> [Your tasks]
[A] In the discussion of Meteor Galaxy hosting, write out the passage from "The things you" up to and including "with 2 ECU.", replacing "Google Cloud" with "Microsoft Azure".
[B] Extend the discussion of Meteor Galaxy hosting past its last post.

Using the meteor.com domain is problematic. I think you can use *.meteorapp.com domain when using Galaxy.
No problem about .meteorapp Just return the magic! )
Why are you guys not using DataDog? No one can compete with them IMO. Happy user and then have a ton of new features every couple of months.
Canada would be really beneficial to our business at the moment.
For some of my Deployments I use Nodechef, things that I like about their hosting are:
- Static hosting, easier to setup SEO ready landing pages and have the app separate.
- Bash scripts to add or adjust plugins such as wkhtmltopdf - which is WAY out of date.
- included mongo database, for those projects that don’t need a huge setup
- smaller containers on the cheap with database and static hosting
only thing that I wish they had was the ability to create a container via CLI, I would love the ability to create dynamic projects. Other thing is no Database interface but Robo 3T works fine.
The deal-breaker for us, literally, with Galaxy, is the performance of the app. Using small containers on AWS just blows any Galaxy container out of the water for raw speed, which we need for a lot of reactive updates and heavy crunching in our simulation. I wish there was a performance tier available on Galaxy, or that the containers themselves were burstable, that is probably the biggest problem.
The things you mentioned, performance and support for Google Cloud and we move back to Galaxy.
Hi Jorgen, with “performance tier” you mean more container sizes (like 8 GBs / 8 ECUs, 16 GBs / 16 ECUs) or what do you mean exactly?
The experience we had is that even with the 1GB the performance was lower than a similar instance on Google Cloud.
Definitely higher ECU, or burstable performance.
We had similar performance problems. The compact galaxy container is basically half a t2.nano’s CPU (the smallest on ec2). This compact container costs ±30/month (40 if you include Kadira). A nano - which has double the CPU of that compact container cost 4/month. And for more intense work you can use the t3.nano which is burstable as well but with 2 ECU.

(Layout coordinate data)

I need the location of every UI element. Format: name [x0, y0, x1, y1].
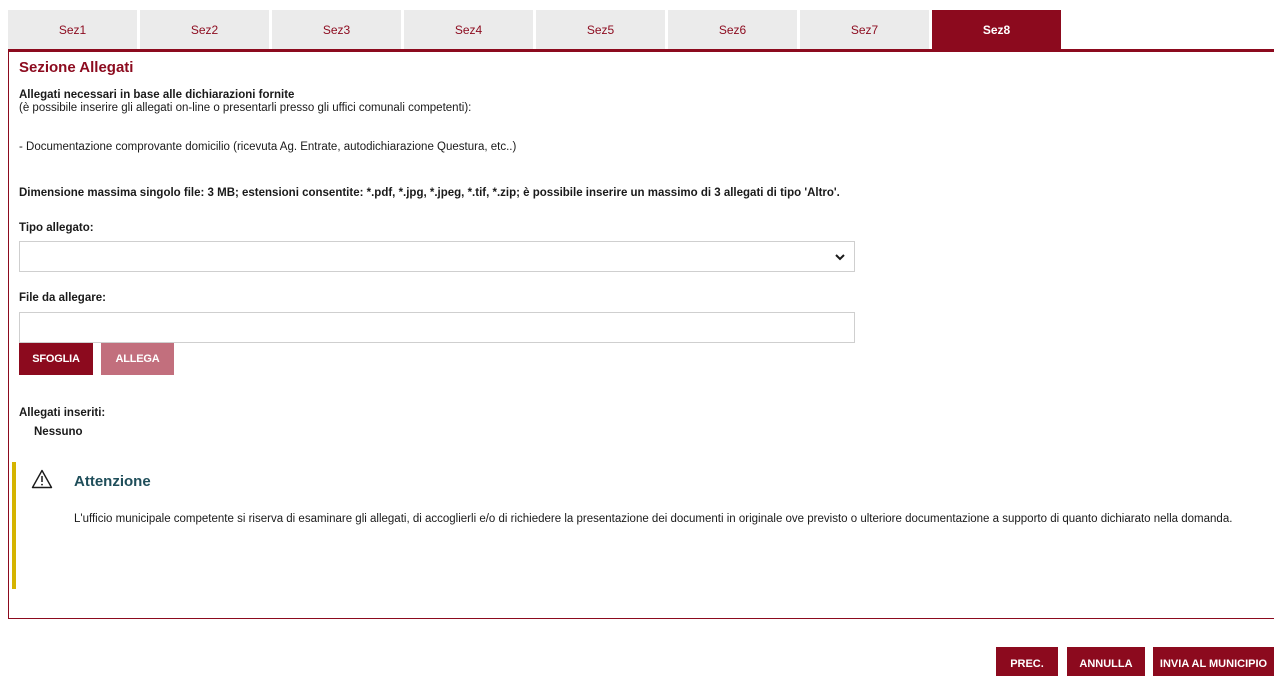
- submit-to-municipality-button[interactable]: INVIA AL MUNICIPIO: [1153, 647, 1274, 676]
- required-attachment-item: - Documentazione comprovante domicilio (…: [19, 141, 517, 153]
- tab-sez1[interactable]: Sez1: [8, 10, 137, 50]
- notice-accent-bar: [12, 462, 16, 589]
- file-limits-text: Dimensione massima singolo file: 3 MB; e…: [19, 187, 840, 199]
- notice-title: Attenzione: [74, 473, 151, 490]
- section-panel: Sezione Allegati Allegati necessari in b…: [8, 52, 1274, 619]
- tab-sez6[interactable]: Sez6: [668, 10, 797, 50]
- tab-sez2[interactable]: Sez2: [140, 10, 269, 50]
- section-tabs: Sez1 Sez2 Sez3 Sez4 Sez5 Sez6 Sez7 Sez8: [8, 10, 1061, 50]
- tab-sez8[interactable]: Sez8: [932, 10, 1061, 50]
- attached-files-label: Allegati inseriti:: [19, 407, 106, 419]
- attached-files-value: Nessuno: [34, 426, 83, 438]
- file-to-attach-label: File da allegare:: [19, 292, 106, 304]
- attachment-type-label: Tipo allegato:: [19, 222, 94, 234]
- tab-sez7[interactable]: Sez7: [800, 10, 929, 50]
- required-attachments-heading: Allegati necessari in base alle dichiara…: [19, 89, 295, 101]
- tab-sez3[interactable]: Sez3: [272, 10, 401, 50]
- attachment-type-select[interactable]: [19, 241, 855, 272]
- file-path-field[interactable]: [19, 312, 855, 343]
- chevron-down-icon: [835, 254, 845, 261]
- tab-sez4[interactable]: Sez4: [404, 10, 533, 50]
- attention-notice: Attenzione L'ufficio municipale competen…: [12, 462, 1274, 589]
- section-title: Sezione Allegati: [19, 59, 134, 76]
- browse-button[interactable]: SFOGLIA: [19, 343, 93, 375]
- cancel-button[interactable]: ANNULLA: [1067, 647, 1145, 676]
- attach-button[interactable]: ALLEGA: [101, 343, 174, 375]
- notice-body: L'ufficio municipale competente si riser…: [74, 513, 1233, 525]
- required-attachments-note: (è possibile inserire gli allegati on-li…: [19, 102, 472, 114]
- tab-sez5[interactable]: Sez5: [536, 10, 665, 50]
- prev-button[interactable]: PREC.: [996, 647, 1058, 676]
- warning-icon: [31, 469, 53, 489]
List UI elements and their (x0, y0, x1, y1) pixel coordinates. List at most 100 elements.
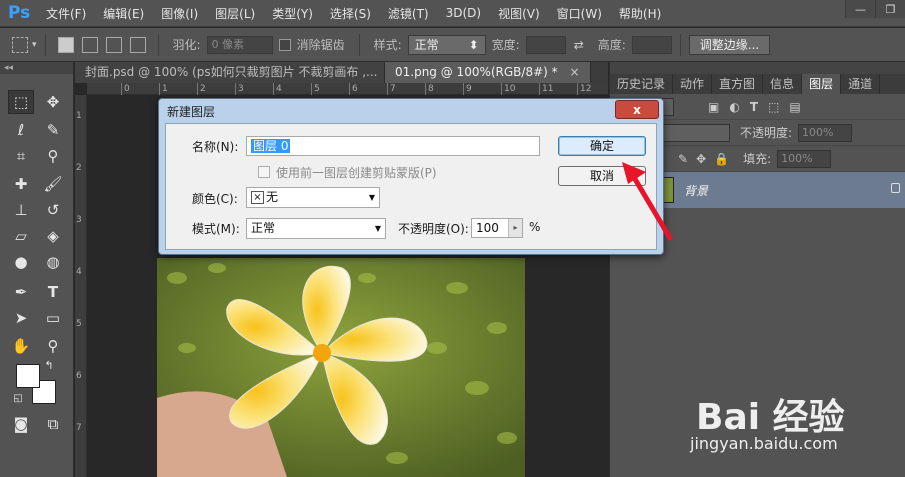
lock-position-icon[interactable]: ✥ (696, 152, 706, 166)
ruler-tick-label: 11 (539, 83, 553, 95)
opacity-input[interactable]: 100 ▸ (471, 218, 523, 238)
bucket-icon[interactable]: ◈ (40, 224, 66, 248)
image-filter-icon[interactable]: ▣ (708, 100, 719, 114)
tab-label: 01.png @ 100%(RGB/8#) * (395, 65, 558, 79)
watermark-logo: Bai 经验 (696, 397, 845, 438)
lock-icon (891, 183, 900, 193)
menu-layer[interactable]: 图层(L) (215, 5, 255, 22)
menu-type[interactable]: 类型(Y) (272, 5, 313, 22)
style-select[interactable]: 正常 ⬍ (407, 34, 486, 55)
ruler-tick-label: 1 (76, 111, 82, 121)
marquee-preset-icon[interactable] (12, 36, 28, 53)
ruler-tick-label: 3 (76, 215, 82, 225)
feather-input[interactable]: 0 像素 (206, 35, 273, 54)
width-input[interactable] (525, 35, 566, 54)
intersect-selection-icon[interactable] (129, 36, 146, 53)
menu-window[interactable]: 窗口(W) (557, 5, 602, 22)
menu-select[interactable]: 选择(S) (330, 5, 371, 22)
ruler-tick-label: 8 (425, 83, 434, 95)
hand-icon[interactable]: ✋ (8, 334, 34, 358)
menu-bar: Ps 文件(F) 编辑(E) 图像(I) 图层(L) 类型(Y) 选择(S) 滤… (0, 0, 905, 27)
menu-image[interactable]: 图像(I) (161, 5, 198, 22)
quick-mask-icon[interactable]: ◙ (8, 412, 34, 436)
flower-photo (157, 258, 525, 477)
tab-actions[interactable]: 动作 (673, 74, 713, 94)
collapse-icon[interactable]: ◂◂ (0, 62, 73, 74)
mode-select[interactable]: 正常 ▼ (246, 218, 386, 239)
foreground-color-swatch[interactable] (16, 364, 40, 388)
shape-filter-icon[interactable]: ⬚ (768, 100, 779, 114)
move-icon[interactable]: ✥ (40, 90, 66, 114)
menu-filter[interactable]: 滤镜(T) (388, 5, 429, 22)
eraser-icon[interactable]: ▱ (8, 224, 34, 248)
chevron-right-icon[interactable]: ▸ (508, 219, 522, 237)
menu-3d[interactable]: 3D(D) (446, 6, 481, 20)
rectangle-icon[interactable]: ▭ (40, 306, 66, 330)
fill-input[interactable]: 100% (777, 149, 832, 168)
tab-histogram[interactable]: 直方图 (712, 74, 764, 94)
refine-edge-button[interactable]: 调整边缘... (688, 34, 771, 55)
tab-info[interactable]: 信息 (763, 74, 803, 94)
restore-button[interactable]: ❐ (875, 0, 905, 18)
tab-history[interactable]: 历史记录 (610, 74, 674, 94)
stamp-icon[interactable]: ⊥ (8, 198, 34, 222)
menu-view[interactable]: 视图(V) (498, 5, 540, 22)
smart-filter-icon[interactable]: ▤ (789, 100, 800, 114)
path-select-icon[interactable]: ➤ (8, 306, 34, 330)
default-colors-icon[interactable]: ◱ (12, 392, 24, 404)
tab-01-png[interactable]: 01.png @ 100%(RGB/8#) * × (385, 62, 591, 83)
lock-all-icon[interactable]: 🔒 (714, 152, 729, 166)
quick-select-icon[interactable]: ✎ (40, 118, 66, 142)
brush-icon[interactable]: 🖌 (40, 172, 66, 196)
crop-icon[interactable]: ⌗ (8, 144, 34, 168)
swap-icon[interactable]: ⇄ (574, 38, 584, 52)
ruler-tick-label: 6 (76, 371, 82, 381)
marquee-icon[interactable]: ⬚ (8, 90, 34, 114)
image-canvas[interactable] (157, 258, 525, 477)
ruler-tick-label: 1 (159, 83, 168, 95)
mode-label: 模式(M): (192, 222, 240, 236)
minimize-button[interactable]: — (845, 0, 875, 18)
type-icon[interactable]: T (40, 280, 66, 304)
menu-help[interactable]: 帮助(H) (619, 5, 661, 22)
healing-icon[interactable]: ✚ (8, 172, 34, 196)
ok-button[interactable]: 确定 (558, 136, 646, 156)
feather-label: 羽化: (172, 38, 201, 52)
history-brush-icon[interactable]: ↺ (40, 198, 66, 222)
dialog-close-button[interactable]: x (615, 100, 659, 119)
tab-cover-psd[interactable]: 封面.psd @ 100% (ps如何只裁剪图片 不裁剪画布 ,... × (75, 62, 385, 83)
antialias-checkbox[interactable] (278, 38, 291, 51)
tab-channels[interactable]: 通道 (841, 74, 881, 94)
name-input-value: 图层 0 (251, 139, 291, 153)
panel-collapse-strip[interactable] (610, 62, 905, 74)
ruler-tick-label: 5 (76, 319, 82, 329)
subtract-selection-icon[interactable] (105, 36, 122, 53)
opacity-input[interactable]: 100% (798, 123, 853, 142)
adjustment-filter-icon[interactable]: ◐ (729, 100, 739, 114)
screen-mode-icon[interactable]: ⧉ (40, 412, 66, 436)
swap-colors-icon[interactable]: ↰ (42, 358, 56, 372)
zoom-icon[interactable]: ⚲ (40, 334, 66, 358)
ruler-tick-label: 2 (76, 163, 82, 173)
close-icon[interactable]: × (569, 65, 579, 79)
menu-edit[interactable]: 编辑(E) (103, 5, 144, 22)
menu-file[interactable]: 文件(F) (46, 5, 86, 22)
separator (44, 33, 46, 56)
eyedropper-icon[interactable]: ⚲ (40, 144, 66, 168)
ruler-tick-label: 3 (235, 83, 244, 95)
add-selection-icon[interactable] (81, 36, 98, 53)
color-select[interactable]: × 无 ▼ (246, 187, 380, 208)
new-selection-icon[interactable] (57, 36, 74, 53)
pen-icon[interactable]: ✒ (8, 280, 34, 304)
blur-icon[interactable]: ● (8, 250, 34, 274)
clip-mask-checkbox[interactable] (258, 166, 270, 178)
ruler-tick-label: 7 (76, 423, 82, 433)
chevron-down-icon[interactable]: ▾ (32, 40, 37, 50)
type-filter-icon[interactable]: T (750, 100, 758, 114)
name-input[interactable]: 图层 0 (246, 136, 540, 156)
lasso-icon[interactable]: ℓ (8, 118, 34, 142)
dodge-icon[interactable]: ◍ (40, 250, 66, 274)
height-input[interactable] (631, 35, 672, 54)
ruler-tick-label: 2 (197, 83, 206, 95)
tab-layers[interactable]: 图层 (802, 74, 842, 94)
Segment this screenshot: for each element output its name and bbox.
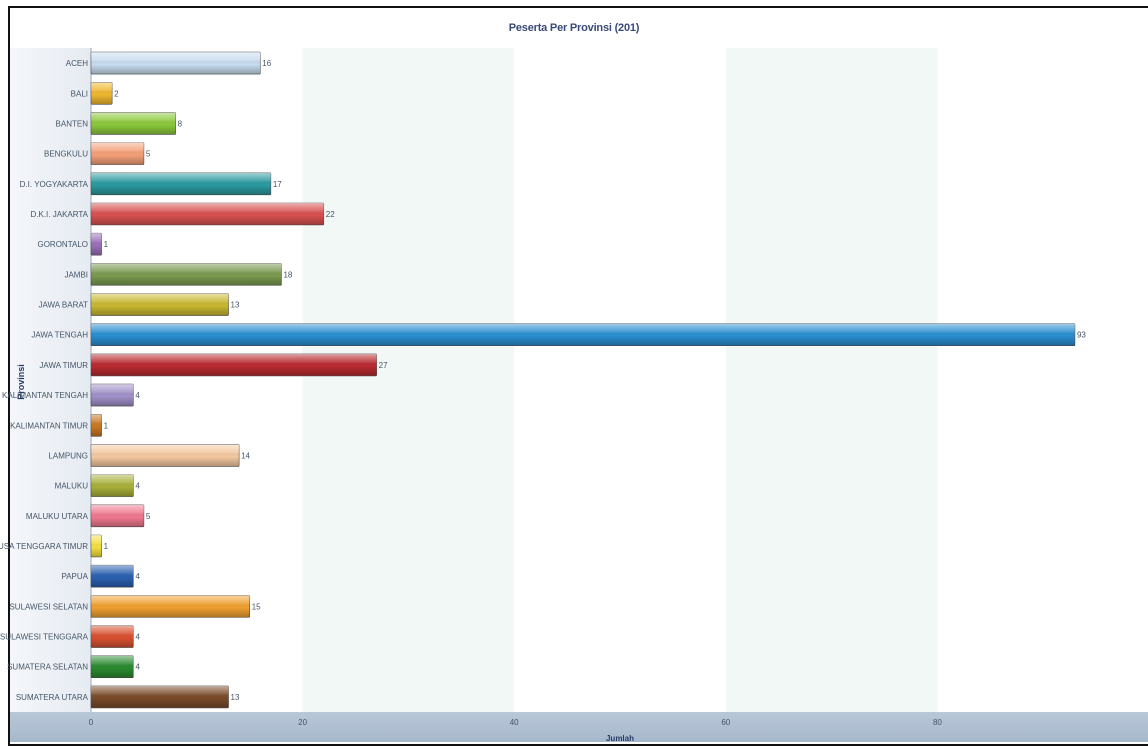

> [Final answers]
[A]
The things you mentioned, performance and support for Microsoft Azure and we move back to Galaxy.
Hi Jorgen, with “performance tier” you mean more container sizes (like 8 GBs / 8 ECUs, 16 GBs / 16 ECUs) or what do you mean exactly?
The experience we had is that even with the 1GB the performance was lower than a similar instance on Microsoft Azure.
Definitely higher ECU, or burstable performance.
We had similar performance problems. The compact galaxy container is basically half a t2.nano’s CPU (the smallest on ec2). This compact container costs ±30/month (40 if you include Kadira). A nano - which has double the CPU of that compact container cost 4/month. And for more intense work you can use the t3.nano which is burstable as well but with 2 ECU.

[B]
Then there’s also the load balancer. This costs about 16/month in AWS. I’m not sure how Galaxy implements this, if they launch one per app or if they manage to use one for multiple apps. I’m hoping it’s the latter.
It would be nice to see the performance increased and/or prices reduced.
Long gone and never looked back again. We’re using Terraform and a complex CI/CD environment on AWS plus our own Beta System on Linode with several systems running on it.
Cost wise, support wise (working outside of the US means we never got Galaxy support on our regular sized app, especially on weekends).
Cost went down (on a like for like comparison) and we now have both systems for the same price as we got Galaxy which was just running our app without lambda, Fargate etc
I believe @msavin built this out a while ago with very reasonable pricing! https://montiapm.com/
Yes, that’s what we currently use. I don’t know if @msavin is involved. But that’s the platform of @zodern I was referring to. I can recommend it. We have a couple of our environments on the paid plan, and it’s been running stable in the 2 years or so we use it.
Mm yes I meant @zodern my bad I recommend it as well, its great! I confuse the two people bc they both produce awesome stuff
I’ve published the same roadmap that we have here now in a permanent link https://github.com/meteor/galaxy-roadmap/blob/master/README.md
We will post updates in this readme.
Hi,
I am thinking now
- built-in CDN would be a great feature. Waves and MUP uses AWS CLI (I think) to generate the AWS environment for EBS. I am wondering if a similar approach would be possible for S3 + Cloudfront so that the developer only focuses on keys to enable the feature and check whatever he/she wants to pay (size and region).
- Push. For Push, a user needs some Google keys, some Apple certificate and that is pretty much it. I wish Push in Meteor would be a … checkmark where I just enable it at a cost and only have to deal with the client side (mainly listeners). The Push method could be made as abstract as the Meteor Email. The server side of Push has no dependency on all the Cordova misconfigurations, bugs of the push plugin. Push to PWA and browser are in huge demand for those web apps that cover loyalty, news or getting a user hooked for any reason.
The Public API feature sounds great. To be able to Meteor.connect
to specific or all containers retrieved from a list of current Galaxy containers for an application would be beneficial. Sending messages between containers, etc. This would eliminate needing to use 3rd party tools (e.g. redis) to do similar things.
Tho, to be honest, we still have our eye on moving our 7x double-container app off of Galaxy all together. It’s just too expensive. We would probably save $600 - $900 per month. Just debating if that’s worth the headache.
Adding the AWS region eu-central-1
(Frankfurt) would be nice. Mongo Atlas doesn’t offer eu-west-1
(Ireland) so at the moment, when deploying Meteor to Europe and using the Atlas service the app and database servers can’t colocate in the same region.
Mongo Atlas doesn’t offer
eu-west-1
(Ireland)
You can use all tiers (including the free M0) in Ireland. I have a several Atlas clusters running in eu-west-1
.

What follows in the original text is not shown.